◆ **Collection entries**
○ ○ ○
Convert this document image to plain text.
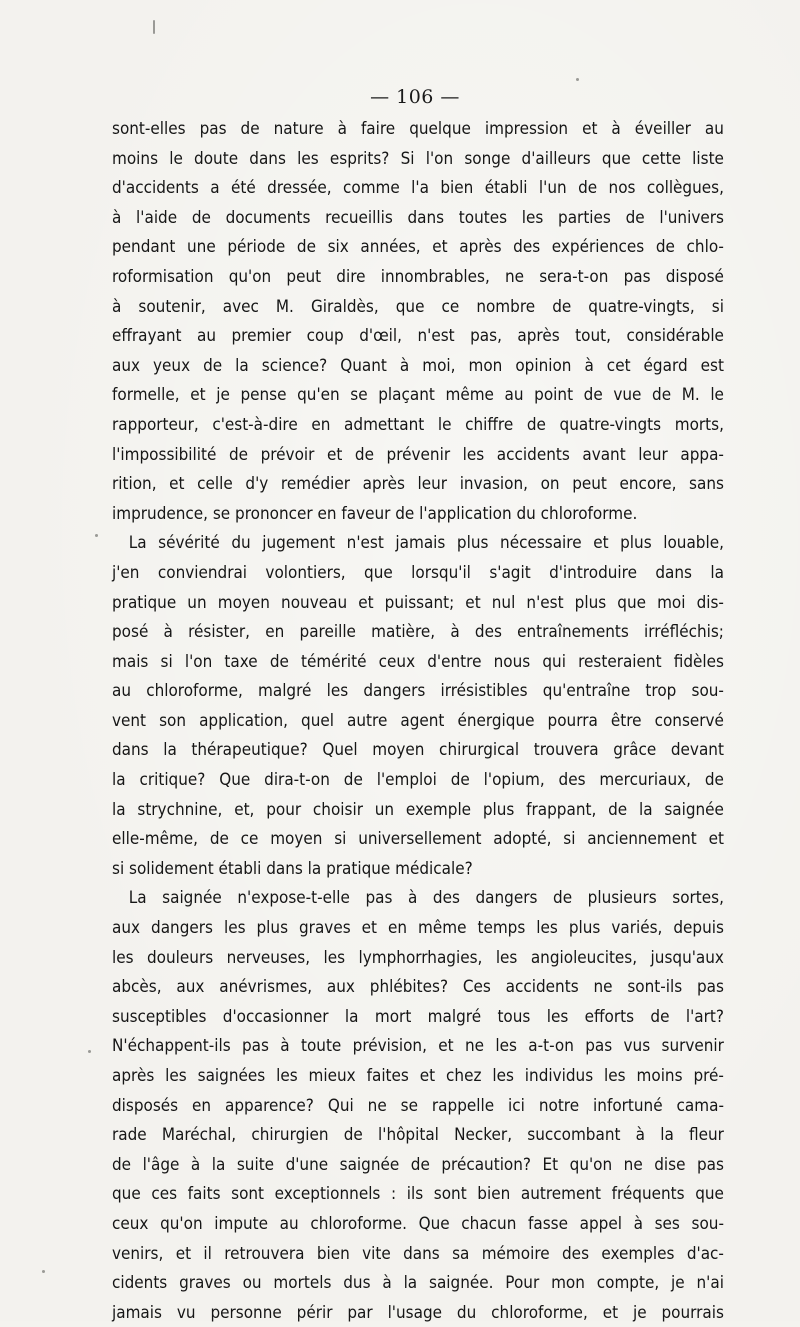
— 106 —
sont-elles pas de nature à faire quelque impression et à éveiller au
moins le doute dans les esprits? Si l'on songe d'ailleurs que cette liste
d'accidents a été dressée, comme l'a bien établi l'un de nos collègues,
à l'aide de documents recueillis dans toutes les parties de l'univers
pendant une période de six années, et après des expériences de chlo-
roformisation qu'on peut dire innombrables, ne sera-t-on pas disposé
à soutenir, avec M. Giraldès, que ce nombre de quatre-vingts, si
effrayant au premier coup d'œil, n'est pas, après tout, considérable
aux yeux de la science? Quant à moi, mon opinion à cet égard est
formelle, et je pense qu'en se plaçant même au point de vue de M. le
rapporteur, c'est-à-dire en admettant le chiffre de quatre-vingts morts,
l'impossibilité de prévoir et de prévenir les accidents avant leur appa-
rition, et celle d'y remédier après leur invasion, on peut encore, sans
imprudence, se prononcer en faveur de l'application du chloroforme.
La sévérité du jugement n'est jamais plus nécessaire et plus louable,
j'en conviendrai volontiers, que lorsqu'il s'agit d'introduire dans la
pratique un moyen nouveau et puissant; et nul n'est plus que moi dis-
posé à résister, en pareille matière, à des entraînements irréfléchis;
mais si l'on taxe de témérité ceux d'entre nous qui resteraient fidèles
au chloroforme, malgré les dangers irrésistibles qu'entraîne trop sou-
vent son application, quel autre agent énergique pourra être conservé
dans la thérapeutique? Quel moyen chirurgical trouvera grâce devant
la critique? Que dira-t-on de l'emploi de l'opium, des mercuriaux, de
la strychnine, et, pour choisir un exemple plus frappant, de la saignée
elle-même, de ce moyen si universellement adopté, si anciennement et
si solidement établi dans la pratique médicale?
La saignée n'expose-t-elle pas à des dangers de plusieurs sortes,
aux dangers les plus graves et en même temps les plus variés, depuis
les douleurs nerveuses, les lymphorrhagies, les angioleucites, jusqu'aux
abcès, aux anévrismes, aux phlébites? Ces accidents ne sont-ils pas
susceptibles d'occasionner la mort malgré tous les efforts de l'art?
N'échappent-ils pas à toute prévision, et ne les a-t-on pas vus survenir
après les saignées les mieux faites et chez les individus les moins pré-
disposés en apparence? Qui ne se rappelle ici notre infortuné cama-
rade Maréchal, chirurgien de l'hôpital Necker, succombant à la fleur
de l'âge à la suite d'une saignée de précaution? Et qu'on ne dise pas
que ces faits sont exceptionnels : ils sont bien autrement fréquents que
ceux qu'on impute au chloroforme. Que chacun fasse appel à ses sou-
venirs, et il retrouvera bien vite dans sa mémoire des exemples d'ac-
cidents graves ou mortels dus à la saignée. Pour mon compte, je n'ai
jamais vu personne périr par l'usage du chloroforme, et je pourrais
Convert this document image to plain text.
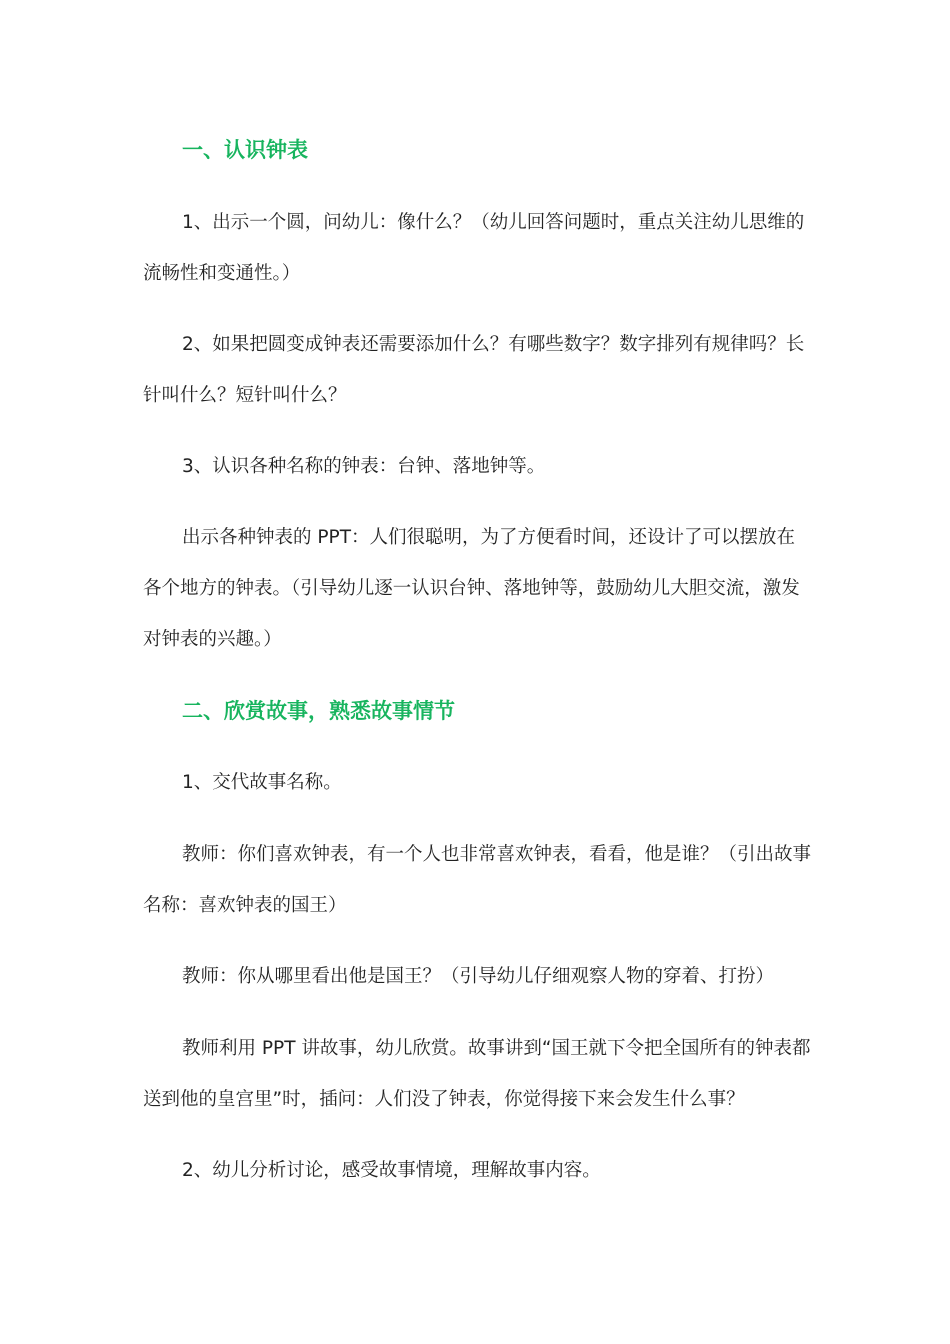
一、认识钟表

1、出示一个圆，问幼儿：像什么？（幼儿回答问题时，重点关注幼儿思维的流畅性和变通性。）

2、如果把圆变成钟表还需要添加什么？有哪些数字？数字排列有规律吗？长针叫什么？短针叫什么？

3、认识各种名称的钟表：台钟、落地钟等。

出示各种钟表的 PPT：人们很聪明，为了方便看时间，还设计了可以摆放在各个地方的钟表。（引导幼儿逐一认识台钟、落地钟等，鼓励幼儿大胆交流，激发对钟表的兴趣。）

二、欣赏故事，熟悉故事情节

1、交代故事名称。

教师：你们喜欢钟表，有一个人也非常喜欢钟表，看看，他是谁？（引出故事名称：喜欢钟表的国王）

教师：你从哪里看出他是国王？（引导幼儿仔细观察人物的穿着、打扮）

教师利用 PPT 讲故事，幼儿欣赏。故事讲到“国王就下令把全国所有的钟表都送到他的皇宫里”时，插问：人们没了钟表，你觉得接下来会发生什么事？

2、幼儿分析讨论，感受故事情境，理解故事内容。
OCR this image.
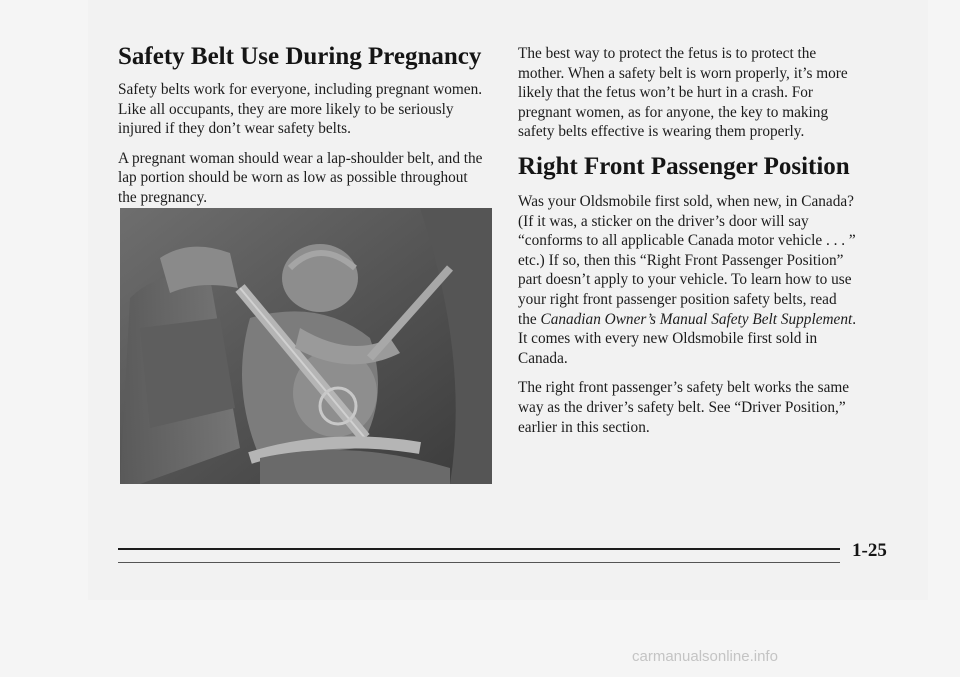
Safety Belt Use During Pregnancy

Safety belts work for everyone, including pregnant women. Like all occupants, they are more likely to be seriously injured if they don’t wear safety belts.

A pregnant woman should wear a lap-shoulder belt, and the lap portion should be worn as low as possible throughout the pregnancy.

The best way to protect the fetus is to protect the mother. When a safety belt is worn properly, it’s more likely that the fetus won’t be hurt in a crash. For pregnant women, as for anyone, the key to making safety belts effective is wearing them properly.

Right Front Passenger Position

Was your Oldsmobile first sold, when new, in Canada? (If it was, a sticker on the driver’s door will say “conforms to all applicable Canada motor vehicle . . . ” etc.) If so, then this “Right Front Passenger Position” part doesn’t apply to your vehicle. To learn how to use your right front passenger position safety belts, read the Canadian Owner’s Manual Safety Belt Supplement. It comes with every new Oldsmobile first sold in Canada.

The right front passenger’s safety belt works the same way as the driver’s safety belt. See “Driver Position,” earlier in this section.

1-25
carmanualsonline.info
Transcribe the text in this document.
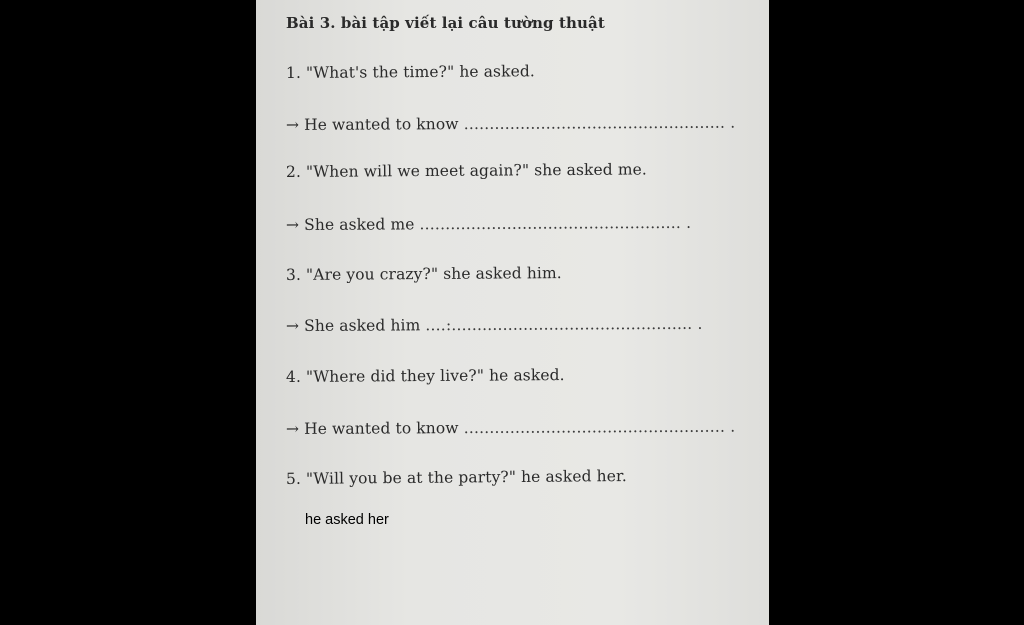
Bài 3. bài tập viết lại câu tường thuật
1. "What's the time?" he asked.
→ He wanted to know ................................................... .
2. "When will we meet again?" she asked me.
→ She asked me ................................................... .
3. "Are you crazy?" she asked him.
→ She asked him ....:............................................... .
4. "Where did they live?" he asked.
→ He wanted to know ................................................... .
5. "Will you be at the party?" he asked her.
he asked her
○ ○ ○
◆ **DIRECTIONS**
Reproduce each line of the material containing the word "bien".

◆ **THE REPLY**
d'accidents a été dressée, comme l'a bien établi l'un de nos collègues,
que ces faits sont exceptionnels : ils sont bien autrement fréquents que
venirs, et il retrouvera bien vite dans sa mémoire des exemples d'ac-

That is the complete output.